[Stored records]
-- BEGIN --
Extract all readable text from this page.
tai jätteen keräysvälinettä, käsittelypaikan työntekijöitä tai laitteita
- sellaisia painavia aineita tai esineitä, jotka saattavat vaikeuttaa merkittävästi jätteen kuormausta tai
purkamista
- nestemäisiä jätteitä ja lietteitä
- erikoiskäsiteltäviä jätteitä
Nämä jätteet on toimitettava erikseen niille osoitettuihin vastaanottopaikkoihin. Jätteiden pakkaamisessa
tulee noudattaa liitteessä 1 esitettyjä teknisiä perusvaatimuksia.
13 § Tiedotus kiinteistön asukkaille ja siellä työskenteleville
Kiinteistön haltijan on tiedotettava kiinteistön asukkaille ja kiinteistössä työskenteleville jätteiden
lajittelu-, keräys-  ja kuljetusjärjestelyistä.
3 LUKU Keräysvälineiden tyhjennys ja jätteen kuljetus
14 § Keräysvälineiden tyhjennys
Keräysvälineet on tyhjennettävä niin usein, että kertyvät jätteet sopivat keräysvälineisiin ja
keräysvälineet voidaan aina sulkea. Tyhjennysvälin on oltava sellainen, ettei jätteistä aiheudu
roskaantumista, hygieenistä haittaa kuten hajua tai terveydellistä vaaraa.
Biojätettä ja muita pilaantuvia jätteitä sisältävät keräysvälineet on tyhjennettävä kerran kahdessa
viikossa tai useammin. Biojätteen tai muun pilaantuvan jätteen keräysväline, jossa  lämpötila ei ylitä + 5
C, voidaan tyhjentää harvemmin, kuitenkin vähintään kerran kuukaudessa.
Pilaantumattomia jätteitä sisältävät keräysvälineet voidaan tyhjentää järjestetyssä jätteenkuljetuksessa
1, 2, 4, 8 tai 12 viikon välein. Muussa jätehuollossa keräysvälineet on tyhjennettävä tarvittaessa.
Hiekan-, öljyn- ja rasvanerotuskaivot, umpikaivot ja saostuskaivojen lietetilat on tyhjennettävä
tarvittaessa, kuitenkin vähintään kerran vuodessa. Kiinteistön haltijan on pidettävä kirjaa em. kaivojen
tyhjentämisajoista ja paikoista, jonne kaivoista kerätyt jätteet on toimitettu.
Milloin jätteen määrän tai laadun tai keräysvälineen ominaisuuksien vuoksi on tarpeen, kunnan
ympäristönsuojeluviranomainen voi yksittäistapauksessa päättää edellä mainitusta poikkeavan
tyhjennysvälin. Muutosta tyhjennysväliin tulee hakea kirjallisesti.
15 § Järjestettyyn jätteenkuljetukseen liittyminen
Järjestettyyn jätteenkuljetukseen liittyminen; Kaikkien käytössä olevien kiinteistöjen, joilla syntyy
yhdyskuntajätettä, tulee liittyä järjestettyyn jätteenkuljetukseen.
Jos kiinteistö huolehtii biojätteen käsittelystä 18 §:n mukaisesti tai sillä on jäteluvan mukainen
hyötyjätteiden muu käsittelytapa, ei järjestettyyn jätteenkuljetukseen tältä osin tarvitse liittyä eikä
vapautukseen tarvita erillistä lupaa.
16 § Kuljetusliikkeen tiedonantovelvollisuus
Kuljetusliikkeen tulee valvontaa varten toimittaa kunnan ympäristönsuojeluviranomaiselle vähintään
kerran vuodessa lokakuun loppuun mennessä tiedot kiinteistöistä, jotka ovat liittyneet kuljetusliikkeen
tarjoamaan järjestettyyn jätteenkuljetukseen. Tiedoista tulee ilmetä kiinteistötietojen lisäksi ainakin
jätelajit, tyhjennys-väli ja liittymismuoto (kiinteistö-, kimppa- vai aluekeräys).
-- END --
WHAT IS BEING ASKED: Each line of the material must be restated exactly.

FINAL RESULT:
Extract all readable text from this page.
tai jätteen keräysvälinettä, käsittelypaikan työntekijöitä tai laitteita
- sellaisia painavia aineita tai esineitä, jotka saattavat vaikeuttaa merkittävästi jätteen kuormausta tai
purkamista
- nestemäisiä jätteitä ja lietteitä
- erikoiskäsiteltäviä jätteitä
Nämä jätteet on toimitettava erikseen niille osoitettuihin vastaanottopaikkoihin. Jätteiden pakkaamisessa
tulee noudattaa liitteessä 1 esitettyjä teknisiä perusvaatimuksia.
13 § Tiedotus kiinteistön asukkaille ja siellä työskenteleville
Kiinteistön haltijan on tiedotettava kiinteistön asukkaille ja kiinteistössä työskenteleville jätteiden
lajittelu-, keräys-  ja kuljetusjärjestelyistä.
3 LUKU Keräysvälineiden tyhjennys ja jätteen kuljetus
14 § Keräysvälineiden tyhjennys
Keräysvälineet on tyhjennettävä niin usein, että kertyvät jätteet sopivat keräysvälineisiin ja
keräysvälineet voidaan aina sulkea. Tyhjennysvälin on oltava sellainen, ettei jätteistä aiheudu
roskaantumista, hygieenistä haittaa kuten hajua tai terveydellistä vaaraa.
Biojätettä ja muita pilaantuvia jätteitä sisältävät keräysvälineet on tyhjennettävä kerran kahdessa
viikossa tai useammin. Biojätteen tai muun pilaantuvan jätteen keräysväline, jossa  lämpötila ei ylitä + 5
C, voidaan tyhjentää harvemmin, kuitenkin vähintään kerran kuukaudessa.
Pilaantumattomia jätteitä sisältävät keräysvälineet voidaan tyhjentää järjestetyssä jätteenkuljetuksessa
1, 2, 4, 8 tai 12 viikon välein. Muussa jätehuollossa keräysvälineet on tyhjennettävä tarvittaessa.
Hiekan-, öljyn- ja rasvanerotuskaivot, umpikaivot ja saostuskaivojen lietetilat on tyhjennettävä
tarvittaessa, kuitenkin vähintään kerran vuodessa. Kiinteistön haltijan on pidettävä kirjaa em. kaivojen
tyhjentämisajoista ja paikoista, jonne kaivoista kerätyt jätteet on toimitettu.
Milloin jätteen määrän tai laadun tai keräysvälineen ominaisuuksien vuoksi on tarpeen, kunnan
ympäristönsuojeluviranomainen voi yksittäistapauksessa päättää edellä mainitusta poikkeavan
tyhjennysvälin. Muutosta tyhjennysväliin tulee hakea kirjallisesti.
15 § Järjestettyyn jätteenkuljetukseen liittyminen
Järjestettyyn jätteenkuljetukseen liittyminen; Kaikkien käytössä olevien kiinteistöjen, joilla syntyy
yhdyskuntajätettä, tulee liittyä järjestettyyn jätteenkuljetukseen.
Jos kiinteistö huolehtii biojätteen käsittelystä 18 §:n mukaisesti tai sillä on jäteluvan mukainen
hyötyjätteiden muu käsittelytapa, ei järjestettyyn jätteenkuljetukseen tältä osin tarvitse liittyä eikä
vapautukseen tarvita erillistä lupaa.
16 § Kuljetusliikkeen tiedonantovelvollisuus
Kuljetusliikkeen tulee valvontaa varten toimittaa kunnan ympäristönsuojeluviranomaiselle vähintään
kerran vuodessa lokakuun loppuun mennessä tiedot kiinteistöistä, jotka ovat liittyneet kuljetusliikkeen
tarjoamaan järjestettyyn jätteenkuljetukseen. Tiedoista tulee ilmetä kiinteistötietojen lisäksi ainakin
jätelajit, tyhjennys-väli ja liittymismuoto (kiinteistö-, kimppa- vai aluekeräys).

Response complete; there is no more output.